[Layout records]
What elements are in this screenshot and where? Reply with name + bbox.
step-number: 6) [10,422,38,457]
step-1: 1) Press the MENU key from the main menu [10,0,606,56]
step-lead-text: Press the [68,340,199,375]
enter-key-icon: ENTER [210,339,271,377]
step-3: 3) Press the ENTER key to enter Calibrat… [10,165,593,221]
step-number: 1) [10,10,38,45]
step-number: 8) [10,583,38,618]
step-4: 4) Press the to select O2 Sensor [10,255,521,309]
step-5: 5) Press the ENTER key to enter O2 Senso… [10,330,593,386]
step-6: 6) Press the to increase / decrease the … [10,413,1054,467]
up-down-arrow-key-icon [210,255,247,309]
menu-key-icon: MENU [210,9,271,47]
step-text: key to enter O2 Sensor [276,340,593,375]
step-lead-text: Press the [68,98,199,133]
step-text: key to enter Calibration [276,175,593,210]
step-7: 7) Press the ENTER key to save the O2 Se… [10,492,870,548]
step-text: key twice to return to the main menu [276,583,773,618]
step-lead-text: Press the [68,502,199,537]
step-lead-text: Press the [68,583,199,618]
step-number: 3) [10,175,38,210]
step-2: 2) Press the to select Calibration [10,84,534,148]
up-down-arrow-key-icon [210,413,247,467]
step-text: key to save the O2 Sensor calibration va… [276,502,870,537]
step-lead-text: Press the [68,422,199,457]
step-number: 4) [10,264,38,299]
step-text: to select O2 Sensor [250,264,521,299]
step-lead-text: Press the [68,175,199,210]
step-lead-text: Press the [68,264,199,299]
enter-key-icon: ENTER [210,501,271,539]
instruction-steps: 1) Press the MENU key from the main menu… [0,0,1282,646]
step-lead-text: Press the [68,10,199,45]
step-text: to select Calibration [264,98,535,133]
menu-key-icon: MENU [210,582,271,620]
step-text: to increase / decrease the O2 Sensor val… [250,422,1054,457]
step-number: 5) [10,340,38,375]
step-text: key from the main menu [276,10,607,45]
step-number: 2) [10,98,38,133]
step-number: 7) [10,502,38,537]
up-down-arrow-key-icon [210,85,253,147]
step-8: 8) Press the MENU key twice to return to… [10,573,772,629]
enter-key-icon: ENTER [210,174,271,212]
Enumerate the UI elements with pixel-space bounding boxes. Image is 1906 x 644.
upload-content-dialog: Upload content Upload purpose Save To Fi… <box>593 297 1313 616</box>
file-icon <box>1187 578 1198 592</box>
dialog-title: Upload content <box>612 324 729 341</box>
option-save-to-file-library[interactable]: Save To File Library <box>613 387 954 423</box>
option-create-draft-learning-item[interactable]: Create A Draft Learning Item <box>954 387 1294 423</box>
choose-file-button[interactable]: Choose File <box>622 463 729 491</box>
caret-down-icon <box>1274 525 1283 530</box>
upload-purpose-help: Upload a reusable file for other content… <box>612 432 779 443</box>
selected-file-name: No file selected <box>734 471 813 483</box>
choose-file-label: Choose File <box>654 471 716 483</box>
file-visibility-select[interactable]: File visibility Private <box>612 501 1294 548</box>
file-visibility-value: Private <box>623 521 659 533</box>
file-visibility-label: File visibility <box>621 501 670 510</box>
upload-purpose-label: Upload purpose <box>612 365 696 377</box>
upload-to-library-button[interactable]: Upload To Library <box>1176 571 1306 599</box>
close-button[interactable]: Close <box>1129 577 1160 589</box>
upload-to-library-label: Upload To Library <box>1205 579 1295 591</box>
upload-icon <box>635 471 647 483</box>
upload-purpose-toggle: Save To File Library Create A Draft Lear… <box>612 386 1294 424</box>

# TASK DESCRIPTION
Return, unchanged, every line of the listing above that contains the string "Choose". Matches must agree in case.

# SOLUTION
choose-file-button[interactable]: Choose File <box>622 463 729 491</box>
choose-file-label: Choose File <box>654 471 716 483</box>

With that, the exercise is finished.